> _Set exercise_: Set down every entry word for word. Omit the pictures.

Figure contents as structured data
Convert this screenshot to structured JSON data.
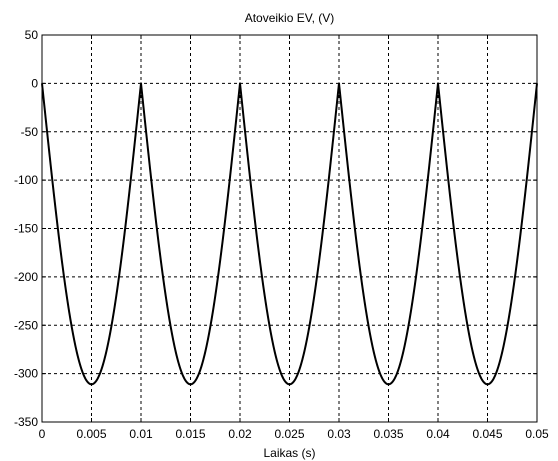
{
  "chart_data": {
    "type": "line",
    "title": "Atoveikio EV,   (V)",
    "xlabel": "Laikas (s)",
    "ylabel": "",
    "xlim": [
      0,
      0.05
    ],
    "ylim": [
      -350,
      50
    ],
    "grid": true,
    "x_ticks": [
      "0",
      "0.005",
      "0.01",
      "0.015",
      "0.02",
      "0.025",
      "0.03",
      "0.035",
      "0.04",
      "0.045",
      "0.05"
    ],
    "y_ticks": [
      "50",
      "0",
      "-50",
      "-100",
      "-150",
      "-200",
      "-250",
      "-300",
      "-350"
    ],
    "series": [
      {
        "description_of_shape": "rectified sine: y = -311*|sin(2*pi*50*t)|, t from 0 to 0.05",
        "amplitude": 311,
        "frequency_hz": 50,
        "color": "#000000"
      }
    ]
  }
}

> _Answer to this problem_:
Convert this screenshot to structured JSON data.
{
  "chart_data": {
    "type": "line",
    "title": "Atoveikio EV,   (V)",
    "xlabel": "Laikas (s)",
    "ylabel": "",
    "xlim": [
      0,
      0.05
    ],
    "ylim": [
      -350,
      50
    ],
    "grid": true,
    "x_ticks": [
      "0",
      "0.005",
      "0.01",
      "0.015",
      "0.02",
      "0.025",
      "0.03",
      "0.035",
      "0.04",
      "0.045",
      "0.05"
    ],
    "y_ticks": [
      "50",
      "0",
      "-50",
      "-100",
      "-150",
      "-200",
      "-250",
      "-300",
      "-350"
    ],
    "series": [
      {
        "description_of_shape": "rectified sine: y = -311*|sin(2*pi*50*t)|, t from 0 to 0.05",
        "amplitude": 311,
        "frequency_hz": 50,
        "color": "#000000"
      }
    ]
  }
}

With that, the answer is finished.